▶ _STATED EXERCISE_:
Each line that holds the word "PANCAKES" should be returned.

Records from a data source
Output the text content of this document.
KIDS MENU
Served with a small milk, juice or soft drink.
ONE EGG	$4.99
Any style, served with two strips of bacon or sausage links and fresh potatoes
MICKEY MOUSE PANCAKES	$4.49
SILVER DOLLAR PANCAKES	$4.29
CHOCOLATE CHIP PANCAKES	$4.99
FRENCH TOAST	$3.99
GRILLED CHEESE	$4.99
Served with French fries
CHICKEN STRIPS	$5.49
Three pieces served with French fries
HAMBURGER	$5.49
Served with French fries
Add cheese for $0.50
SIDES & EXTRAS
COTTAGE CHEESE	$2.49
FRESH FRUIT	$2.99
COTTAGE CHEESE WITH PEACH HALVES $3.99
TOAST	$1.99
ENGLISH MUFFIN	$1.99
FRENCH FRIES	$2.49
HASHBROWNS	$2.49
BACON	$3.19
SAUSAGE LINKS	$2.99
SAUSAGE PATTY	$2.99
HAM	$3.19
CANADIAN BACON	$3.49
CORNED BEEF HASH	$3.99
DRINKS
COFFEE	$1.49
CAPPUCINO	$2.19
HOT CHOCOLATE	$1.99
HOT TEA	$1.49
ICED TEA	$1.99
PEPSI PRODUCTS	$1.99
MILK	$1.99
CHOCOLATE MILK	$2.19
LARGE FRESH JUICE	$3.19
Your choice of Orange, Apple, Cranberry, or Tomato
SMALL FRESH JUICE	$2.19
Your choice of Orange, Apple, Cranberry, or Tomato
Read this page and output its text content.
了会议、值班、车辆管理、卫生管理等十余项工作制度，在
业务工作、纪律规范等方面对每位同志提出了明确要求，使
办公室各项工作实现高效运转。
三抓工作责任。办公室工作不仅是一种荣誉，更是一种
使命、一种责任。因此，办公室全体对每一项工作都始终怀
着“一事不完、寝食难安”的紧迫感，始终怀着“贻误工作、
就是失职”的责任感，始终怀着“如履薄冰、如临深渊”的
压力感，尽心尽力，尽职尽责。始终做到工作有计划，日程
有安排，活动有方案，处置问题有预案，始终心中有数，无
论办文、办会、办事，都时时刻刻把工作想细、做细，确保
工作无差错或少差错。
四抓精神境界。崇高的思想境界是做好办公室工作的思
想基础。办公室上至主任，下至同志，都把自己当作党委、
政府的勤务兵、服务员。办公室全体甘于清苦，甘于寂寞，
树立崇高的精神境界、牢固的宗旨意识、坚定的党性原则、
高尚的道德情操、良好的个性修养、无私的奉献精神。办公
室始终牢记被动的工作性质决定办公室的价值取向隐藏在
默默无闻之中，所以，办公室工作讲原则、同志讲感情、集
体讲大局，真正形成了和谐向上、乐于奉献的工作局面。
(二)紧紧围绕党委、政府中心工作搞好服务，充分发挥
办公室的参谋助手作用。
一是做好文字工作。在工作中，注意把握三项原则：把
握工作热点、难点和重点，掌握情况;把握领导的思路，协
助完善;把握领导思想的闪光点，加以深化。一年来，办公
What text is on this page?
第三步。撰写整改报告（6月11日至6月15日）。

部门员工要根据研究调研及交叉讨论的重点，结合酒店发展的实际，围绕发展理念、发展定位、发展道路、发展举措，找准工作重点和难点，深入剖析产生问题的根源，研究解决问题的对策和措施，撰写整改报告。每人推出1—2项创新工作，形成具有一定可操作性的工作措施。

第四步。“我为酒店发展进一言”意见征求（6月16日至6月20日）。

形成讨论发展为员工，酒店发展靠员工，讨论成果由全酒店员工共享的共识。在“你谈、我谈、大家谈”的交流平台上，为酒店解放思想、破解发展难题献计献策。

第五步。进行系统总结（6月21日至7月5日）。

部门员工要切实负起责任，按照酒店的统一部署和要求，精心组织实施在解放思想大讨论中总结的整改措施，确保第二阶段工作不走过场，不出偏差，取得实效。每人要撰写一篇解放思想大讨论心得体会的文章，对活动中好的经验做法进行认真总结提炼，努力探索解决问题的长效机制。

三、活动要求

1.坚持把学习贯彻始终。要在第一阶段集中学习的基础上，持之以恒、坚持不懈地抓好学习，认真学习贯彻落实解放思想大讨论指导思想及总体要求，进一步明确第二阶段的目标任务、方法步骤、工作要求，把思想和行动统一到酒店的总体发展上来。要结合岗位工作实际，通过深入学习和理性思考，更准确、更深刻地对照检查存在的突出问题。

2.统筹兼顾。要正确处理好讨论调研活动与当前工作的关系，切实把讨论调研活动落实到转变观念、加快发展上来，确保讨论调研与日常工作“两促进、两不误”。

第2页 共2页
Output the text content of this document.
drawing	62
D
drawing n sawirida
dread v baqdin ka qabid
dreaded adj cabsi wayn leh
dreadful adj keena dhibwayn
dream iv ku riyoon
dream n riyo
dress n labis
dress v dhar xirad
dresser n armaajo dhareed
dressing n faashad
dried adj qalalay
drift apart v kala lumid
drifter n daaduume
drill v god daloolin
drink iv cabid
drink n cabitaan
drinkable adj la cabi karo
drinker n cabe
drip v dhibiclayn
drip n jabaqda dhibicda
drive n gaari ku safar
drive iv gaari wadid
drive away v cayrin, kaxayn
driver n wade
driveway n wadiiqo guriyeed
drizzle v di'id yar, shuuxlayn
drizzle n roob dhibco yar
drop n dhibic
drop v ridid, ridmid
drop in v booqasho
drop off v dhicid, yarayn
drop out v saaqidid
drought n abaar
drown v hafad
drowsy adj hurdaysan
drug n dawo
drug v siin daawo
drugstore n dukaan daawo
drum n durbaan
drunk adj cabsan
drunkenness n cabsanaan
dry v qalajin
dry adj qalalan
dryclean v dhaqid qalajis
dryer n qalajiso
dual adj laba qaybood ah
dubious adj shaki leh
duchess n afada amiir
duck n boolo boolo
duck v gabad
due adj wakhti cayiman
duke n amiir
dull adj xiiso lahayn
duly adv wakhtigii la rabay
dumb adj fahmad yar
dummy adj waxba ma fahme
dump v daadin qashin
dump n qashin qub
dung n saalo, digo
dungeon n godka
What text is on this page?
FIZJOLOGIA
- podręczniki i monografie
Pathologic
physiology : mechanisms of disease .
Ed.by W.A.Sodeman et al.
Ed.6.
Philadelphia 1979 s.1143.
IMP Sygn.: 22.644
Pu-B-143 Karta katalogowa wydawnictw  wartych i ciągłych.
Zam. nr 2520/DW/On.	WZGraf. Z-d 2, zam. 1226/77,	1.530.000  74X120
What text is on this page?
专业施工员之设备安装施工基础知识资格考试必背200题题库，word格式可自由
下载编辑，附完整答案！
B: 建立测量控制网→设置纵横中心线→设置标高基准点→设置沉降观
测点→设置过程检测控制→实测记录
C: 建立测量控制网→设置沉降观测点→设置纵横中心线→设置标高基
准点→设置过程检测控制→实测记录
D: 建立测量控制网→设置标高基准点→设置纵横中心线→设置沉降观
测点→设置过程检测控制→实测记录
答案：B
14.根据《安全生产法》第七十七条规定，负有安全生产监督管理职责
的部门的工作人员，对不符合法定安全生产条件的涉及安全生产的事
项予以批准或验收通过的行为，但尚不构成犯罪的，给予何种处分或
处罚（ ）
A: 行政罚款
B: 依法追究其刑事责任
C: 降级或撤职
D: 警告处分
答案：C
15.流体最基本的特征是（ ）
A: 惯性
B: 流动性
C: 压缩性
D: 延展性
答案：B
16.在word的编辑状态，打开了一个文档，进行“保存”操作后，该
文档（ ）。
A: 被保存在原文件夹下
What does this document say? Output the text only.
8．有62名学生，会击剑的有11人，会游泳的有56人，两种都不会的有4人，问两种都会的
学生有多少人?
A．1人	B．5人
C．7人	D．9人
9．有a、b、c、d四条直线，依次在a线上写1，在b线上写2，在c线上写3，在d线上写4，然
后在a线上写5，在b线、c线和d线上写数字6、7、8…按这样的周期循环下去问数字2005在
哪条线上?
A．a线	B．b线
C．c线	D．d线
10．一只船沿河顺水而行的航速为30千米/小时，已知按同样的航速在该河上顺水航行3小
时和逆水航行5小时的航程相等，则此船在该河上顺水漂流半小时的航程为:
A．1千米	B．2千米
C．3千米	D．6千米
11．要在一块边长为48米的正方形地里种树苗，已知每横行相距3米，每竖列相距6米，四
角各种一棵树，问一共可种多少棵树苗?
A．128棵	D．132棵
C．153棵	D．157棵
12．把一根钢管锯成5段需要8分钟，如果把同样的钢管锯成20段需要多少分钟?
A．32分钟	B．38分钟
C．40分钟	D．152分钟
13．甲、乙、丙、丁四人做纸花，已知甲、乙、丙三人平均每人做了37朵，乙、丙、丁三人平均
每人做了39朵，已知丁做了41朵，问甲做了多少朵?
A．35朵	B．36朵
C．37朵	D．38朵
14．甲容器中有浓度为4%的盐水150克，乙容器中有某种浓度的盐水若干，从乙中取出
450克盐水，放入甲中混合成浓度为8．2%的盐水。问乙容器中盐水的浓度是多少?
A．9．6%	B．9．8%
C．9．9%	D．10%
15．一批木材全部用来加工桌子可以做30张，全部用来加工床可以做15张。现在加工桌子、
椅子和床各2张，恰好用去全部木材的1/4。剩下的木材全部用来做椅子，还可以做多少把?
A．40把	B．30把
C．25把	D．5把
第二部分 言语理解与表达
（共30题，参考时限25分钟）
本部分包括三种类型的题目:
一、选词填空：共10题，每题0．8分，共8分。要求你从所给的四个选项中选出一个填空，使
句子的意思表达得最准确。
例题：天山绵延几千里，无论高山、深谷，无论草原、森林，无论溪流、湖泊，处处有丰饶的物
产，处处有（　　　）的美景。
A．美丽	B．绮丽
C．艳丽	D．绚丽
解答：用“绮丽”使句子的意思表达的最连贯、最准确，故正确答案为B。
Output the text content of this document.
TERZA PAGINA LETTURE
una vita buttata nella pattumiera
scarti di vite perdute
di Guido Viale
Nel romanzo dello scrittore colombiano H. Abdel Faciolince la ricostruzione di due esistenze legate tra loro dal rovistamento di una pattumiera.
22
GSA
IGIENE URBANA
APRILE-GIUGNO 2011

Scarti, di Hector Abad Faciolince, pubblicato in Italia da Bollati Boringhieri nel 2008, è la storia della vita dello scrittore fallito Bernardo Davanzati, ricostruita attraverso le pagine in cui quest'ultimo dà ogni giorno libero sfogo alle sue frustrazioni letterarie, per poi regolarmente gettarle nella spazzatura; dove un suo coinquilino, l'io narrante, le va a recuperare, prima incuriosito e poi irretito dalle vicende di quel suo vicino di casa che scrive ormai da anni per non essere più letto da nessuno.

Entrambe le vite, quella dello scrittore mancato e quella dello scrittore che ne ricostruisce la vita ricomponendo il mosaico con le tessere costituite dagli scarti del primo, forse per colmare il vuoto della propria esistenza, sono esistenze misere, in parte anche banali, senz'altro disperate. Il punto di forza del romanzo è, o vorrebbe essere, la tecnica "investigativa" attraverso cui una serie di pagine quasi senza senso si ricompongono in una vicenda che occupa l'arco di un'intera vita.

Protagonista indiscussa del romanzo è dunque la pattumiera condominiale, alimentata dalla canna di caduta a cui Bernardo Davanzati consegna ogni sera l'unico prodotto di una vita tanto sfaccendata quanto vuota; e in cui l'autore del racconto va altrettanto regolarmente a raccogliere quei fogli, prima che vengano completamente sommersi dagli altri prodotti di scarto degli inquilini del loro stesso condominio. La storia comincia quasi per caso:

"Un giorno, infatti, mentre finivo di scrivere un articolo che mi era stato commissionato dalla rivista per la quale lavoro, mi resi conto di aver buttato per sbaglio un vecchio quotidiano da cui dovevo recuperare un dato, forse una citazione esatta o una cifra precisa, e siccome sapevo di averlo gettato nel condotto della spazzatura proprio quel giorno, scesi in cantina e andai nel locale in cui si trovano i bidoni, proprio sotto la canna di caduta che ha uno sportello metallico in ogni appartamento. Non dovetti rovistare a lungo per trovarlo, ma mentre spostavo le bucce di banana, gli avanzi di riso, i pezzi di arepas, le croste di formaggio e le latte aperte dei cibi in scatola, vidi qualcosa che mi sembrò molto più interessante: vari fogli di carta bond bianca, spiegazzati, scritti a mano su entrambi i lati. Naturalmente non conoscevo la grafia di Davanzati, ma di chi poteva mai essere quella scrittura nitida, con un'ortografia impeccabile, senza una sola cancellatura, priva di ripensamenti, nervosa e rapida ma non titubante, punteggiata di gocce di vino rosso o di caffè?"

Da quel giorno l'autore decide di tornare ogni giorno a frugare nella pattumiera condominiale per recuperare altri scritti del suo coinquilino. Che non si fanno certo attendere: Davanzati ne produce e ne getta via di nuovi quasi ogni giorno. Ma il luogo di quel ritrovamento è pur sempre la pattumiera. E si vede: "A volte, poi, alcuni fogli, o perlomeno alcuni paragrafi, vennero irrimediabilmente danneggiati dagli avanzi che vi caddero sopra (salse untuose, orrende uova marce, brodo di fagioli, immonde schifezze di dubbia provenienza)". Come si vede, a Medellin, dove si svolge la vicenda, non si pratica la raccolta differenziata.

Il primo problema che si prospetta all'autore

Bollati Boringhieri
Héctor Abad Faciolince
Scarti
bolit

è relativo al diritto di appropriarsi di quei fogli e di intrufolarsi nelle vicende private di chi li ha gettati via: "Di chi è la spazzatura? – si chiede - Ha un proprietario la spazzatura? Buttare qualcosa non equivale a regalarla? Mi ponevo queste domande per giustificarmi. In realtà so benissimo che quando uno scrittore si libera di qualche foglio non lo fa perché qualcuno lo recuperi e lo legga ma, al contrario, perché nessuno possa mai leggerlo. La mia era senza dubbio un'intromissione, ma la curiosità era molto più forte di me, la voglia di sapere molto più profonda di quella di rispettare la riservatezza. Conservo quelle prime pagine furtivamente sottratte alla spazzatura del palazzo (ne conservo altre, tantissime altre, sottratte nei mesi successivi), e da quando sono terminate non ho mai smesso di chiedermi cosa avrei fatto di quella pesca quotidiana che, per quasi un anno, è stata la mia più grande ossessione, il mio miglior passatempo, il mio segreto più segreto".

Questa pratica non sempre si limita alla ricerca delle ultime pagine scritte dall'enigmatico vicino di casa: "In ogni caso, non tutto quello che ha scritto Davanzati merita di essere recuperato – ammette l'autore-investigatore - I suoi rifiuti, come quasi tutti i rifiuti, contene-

▶ _TASK SOLUTION_:
MICKEY MOUSE PANCAKES	$4.49
SILVER DOLLAR PANCAKES	$4.29
CHOCOLATE CHIP PANCAKES	$4.99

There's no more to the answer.